• [Task brief]
Would you retype all of these records exactly?

• [Data for this task]
* * *

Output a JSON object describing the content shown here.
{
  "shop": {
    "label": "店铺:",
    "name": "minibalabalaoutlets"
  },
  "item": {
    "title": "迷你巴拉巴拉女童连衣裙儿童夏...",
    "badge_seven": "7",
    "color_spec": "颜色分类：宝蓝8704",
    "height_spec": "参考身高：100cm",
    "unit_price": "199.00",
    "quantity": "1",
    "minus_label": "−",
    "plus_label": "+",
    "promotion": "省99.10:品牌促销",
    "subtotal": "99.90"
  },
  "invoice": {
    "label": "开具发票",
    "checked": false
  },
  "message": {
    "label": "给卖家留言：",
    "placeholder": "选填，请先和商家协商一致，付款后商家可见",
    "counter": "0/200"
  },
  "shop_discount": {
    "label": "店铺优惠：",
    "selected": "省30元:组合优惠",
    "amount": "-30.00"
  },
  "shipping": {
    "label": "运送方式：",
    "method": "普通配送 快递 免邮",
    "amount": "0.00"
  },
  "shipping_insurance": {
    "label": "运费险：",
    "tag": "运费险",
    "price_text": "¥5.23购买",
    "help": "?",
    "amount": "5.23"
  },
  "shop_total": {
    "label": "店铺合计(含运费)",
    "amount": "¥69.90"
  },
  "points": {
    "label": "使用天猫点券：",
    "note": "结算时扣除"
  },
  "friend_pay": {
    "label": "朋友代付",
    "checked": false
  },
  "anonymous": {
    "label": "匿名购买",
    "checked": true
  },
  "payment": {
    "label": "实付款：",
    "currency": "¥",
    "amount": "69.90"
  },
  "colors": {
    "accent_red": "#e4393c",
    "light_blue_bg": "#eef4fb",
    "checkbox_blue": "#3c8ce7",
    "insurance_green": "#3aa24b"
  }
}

* * *

• [Written answer]
Output a JSON object describing the content shown here.
{
  "shop": {
    "label": "店铺:",
    "name": "minibalabalaoutlets"
  },
  "item": {
    "title": "迷你巴拉巴拉女童连衣裙儿童夏...",
    "badge_seven": "7",
    "color_spec": "颜色分类：宝蓝8704",
    "height_spec": "参考身高：100cm",
    "unit_price": "199.00",
    "quantity": "1",
    "minus_label": "−",
    "plus_label": "+",
    "promotion": "省99.10:品牌促销",
    "subtotal": "99.90"
  },
  "invoice": {
    "label": "开具发票",
    "checked": false
  },
  "message": {
    "label": "给卖家留言：",
    "placeholder": "选填，请先和商家协商一致，付款后商家可见",
    "counter": "0/200"
  },
  "shop_discount": {
    "label": "店铺优惠：",
    "selected": "省30元:组合优惠",
    "amount": "-30.00"
  },
  "shipping": {
    "label": "运送方式：",
    "method": "普通配送 快递 免邮",
    "amount": "0.00"
  },
  "shipping_insurance": {
    "label": "运费险：",
    "tag": "运费险",
    "price_text": "¥5.23购买",
    "help": "?",
    "amount": "5.23"
  },
  "shop_total": {
    "label": "店铺合计(含运费)",
    "amount": "¥69.90"
  },
  "points": {
    "label": "使用天猫点券：",
    "note": "结算时扣除"
  },
  "friend_pay": {
    "label": "朋友代付",
    "checked": false
  },
  "anonymous": {
    "label": "匿名购买",
    "checked": true
  },
  "payment": {
    "label": "实付款：",
    "currency": "¥",
    "amount": "69.90"
  },
  "colors": {
    "accent_red": "#e4393c",
    "light_blue_bg": "#eef4fb",
    "checkbox_blue": "#3c8ce7",
    "insurance_green": "#3aa24b"
  }
}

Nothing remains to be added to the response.